Task to carry out:
Reproduce the listing below word for word, from its first line through the line containing "product-image-headline: 1件9折 [354, 1814, 443, 1844]", including both of those lines.

Given information:
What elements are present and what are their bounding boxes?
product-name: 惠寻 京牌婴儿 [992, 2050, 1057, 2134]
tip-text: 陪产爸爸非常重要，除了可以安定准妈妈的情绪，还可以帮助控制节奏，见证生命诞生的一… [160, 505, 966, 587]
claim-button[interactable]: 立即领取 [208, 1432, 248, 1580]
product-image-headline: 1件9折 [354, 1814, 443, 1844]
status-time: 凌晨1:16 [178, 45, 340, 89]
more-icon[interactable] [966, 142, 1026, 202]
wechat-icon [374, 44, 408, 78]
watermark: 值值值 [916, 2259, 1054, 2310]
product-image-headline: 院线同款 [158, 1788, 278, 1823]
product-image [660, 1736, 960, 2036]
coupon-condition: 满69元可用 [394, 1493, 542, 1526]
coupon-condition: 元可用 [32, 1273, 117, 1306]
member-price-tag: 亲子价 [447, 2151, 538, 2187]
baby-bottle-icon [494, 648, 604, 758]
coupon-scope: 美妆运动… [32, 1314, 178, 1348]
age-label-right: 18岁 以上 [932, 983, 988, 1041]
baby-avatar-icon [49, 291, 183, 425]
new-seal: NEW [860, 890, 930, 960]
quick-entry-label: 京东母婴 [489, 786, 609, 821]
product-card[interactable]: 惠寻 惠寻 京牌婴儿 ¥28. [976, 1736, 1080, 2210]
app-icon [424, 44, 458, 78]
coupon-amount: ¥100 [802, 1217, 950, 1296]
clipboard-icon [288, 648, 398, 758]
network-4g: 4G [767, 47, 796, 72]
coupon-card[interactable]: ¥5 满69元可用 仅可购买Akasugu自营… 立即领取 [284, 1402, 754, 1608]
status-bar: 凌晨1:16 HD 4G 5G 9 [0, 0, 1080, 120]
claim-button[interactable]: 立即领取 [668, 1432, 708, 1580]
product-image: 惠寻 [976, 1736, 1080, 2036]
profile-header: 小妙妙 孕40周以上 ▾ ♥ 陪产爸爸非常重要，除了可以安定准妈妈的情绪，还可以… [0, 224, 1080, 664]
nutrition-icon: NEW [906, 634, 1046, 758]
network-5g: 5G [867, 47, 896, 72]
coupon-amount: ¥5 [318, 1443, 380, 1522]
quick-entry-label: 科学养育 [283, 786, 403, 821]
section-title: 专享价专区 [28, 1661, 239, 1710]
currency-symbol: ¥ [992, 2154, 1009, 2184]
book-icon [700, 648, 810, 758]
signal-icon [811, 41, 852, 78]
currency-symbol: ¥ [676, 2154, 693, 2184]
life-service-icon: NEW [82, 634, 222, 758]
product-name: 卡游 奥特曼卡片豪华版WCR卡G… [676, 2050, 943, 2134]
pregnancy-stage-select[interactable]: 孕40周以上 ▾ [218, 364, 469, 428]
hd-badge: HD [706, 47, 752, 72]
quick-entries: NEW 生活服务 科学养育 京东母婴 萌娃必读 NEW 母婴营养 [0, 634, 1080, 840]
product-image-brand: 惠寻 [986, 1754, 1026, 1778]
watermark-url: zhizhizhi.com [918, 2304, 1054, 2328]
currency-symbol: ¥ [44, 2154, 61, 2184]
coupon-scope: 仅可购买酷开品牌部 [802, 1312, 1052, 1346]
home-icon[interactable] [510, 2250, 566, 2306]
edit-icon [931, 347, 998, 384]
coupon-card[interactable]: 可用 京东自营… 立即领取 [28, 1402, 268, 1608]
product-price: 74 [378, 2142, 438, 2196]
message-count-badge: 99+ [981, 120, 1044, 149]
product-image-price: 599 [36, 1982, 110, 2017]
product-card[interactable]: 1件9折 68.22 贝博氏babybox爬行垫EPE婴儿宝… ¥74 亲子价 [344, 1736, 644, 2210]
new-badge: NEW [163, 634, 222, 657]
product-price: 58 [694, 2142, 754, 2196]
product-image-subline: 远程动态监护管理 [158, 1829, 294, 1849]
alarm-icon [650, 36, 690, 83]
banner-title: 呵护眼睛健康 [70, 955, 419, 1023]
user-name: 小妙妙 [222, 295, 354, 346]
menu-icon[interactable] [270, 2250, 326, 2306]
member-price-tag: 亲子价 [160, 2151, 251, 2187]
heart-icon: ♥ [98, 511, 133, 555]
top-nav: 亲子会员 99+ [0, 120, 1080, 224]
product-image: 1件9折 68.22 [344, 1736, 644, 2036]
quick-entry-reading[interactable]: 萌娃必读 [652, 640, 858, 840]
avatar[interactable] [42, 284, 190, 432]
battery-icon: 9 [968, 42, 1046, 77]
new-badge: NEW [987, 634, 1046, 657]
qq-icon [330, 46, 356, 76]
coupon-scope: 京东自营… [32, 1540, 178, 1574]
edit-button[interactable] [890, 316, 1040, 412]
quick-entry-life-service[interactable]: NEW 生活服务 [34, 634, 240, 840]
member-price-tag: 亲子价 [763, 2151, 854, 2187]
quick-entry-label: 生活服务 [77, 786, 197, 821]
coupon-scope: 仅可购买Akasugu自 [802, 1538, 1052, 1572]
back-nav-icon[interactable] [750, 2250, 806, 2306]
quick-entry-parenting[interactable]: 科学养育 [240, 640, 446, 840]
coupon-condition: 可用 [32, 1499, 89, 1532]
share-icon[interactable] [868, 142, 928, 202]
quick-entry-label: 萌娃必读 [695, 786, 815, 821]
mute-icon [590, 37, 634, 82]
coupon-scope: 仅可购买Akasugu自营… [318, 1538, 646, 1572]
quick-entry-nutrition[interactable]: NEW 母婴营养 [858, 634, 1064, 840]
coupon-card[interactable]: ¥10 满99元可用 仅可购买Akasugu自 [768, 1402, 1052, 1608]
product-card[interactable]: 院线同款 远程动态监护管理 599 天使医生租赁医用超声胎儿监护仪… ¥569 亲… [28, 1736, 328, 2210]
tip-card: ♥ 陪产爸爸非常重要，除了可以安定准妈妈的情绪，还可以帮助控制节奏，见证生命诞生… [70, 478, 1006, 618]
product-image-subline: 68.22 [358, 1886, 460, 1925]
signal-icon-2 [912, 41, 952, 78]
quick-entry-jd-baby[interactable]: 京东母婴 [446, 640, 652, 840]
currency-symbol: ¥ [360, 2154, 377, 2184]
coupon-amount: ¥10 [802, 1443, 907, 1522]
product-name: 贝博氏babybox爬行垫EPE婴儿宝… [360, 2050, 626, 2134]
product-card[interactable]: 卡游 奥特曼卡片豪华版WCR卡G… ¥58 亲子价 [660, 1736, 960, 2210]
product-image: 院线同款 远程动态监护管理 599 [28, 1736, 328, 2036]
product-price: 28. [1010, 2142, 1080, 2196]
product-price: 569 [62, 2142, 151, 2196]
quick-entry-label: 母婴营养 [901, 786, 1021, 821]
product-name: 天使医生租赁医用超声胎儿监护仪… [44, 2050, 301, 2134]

The response:
What elements are present and what are their bounding boxes?
product-name: 惠寻 京牌婴儿 [992, 2050, 1057, 2134]
tip-text: 陪产爸爸非常重要，除了可以安定准妈妈的情绪，还可以帮助控制节奏，见证生命诞生的一… [160, 505, 966, 587]
claim-button[interactable]: 立即领取 [208, 1432, 248, 1580]
product-image-headline: 1件9折 [354, 1814, 443, 1844]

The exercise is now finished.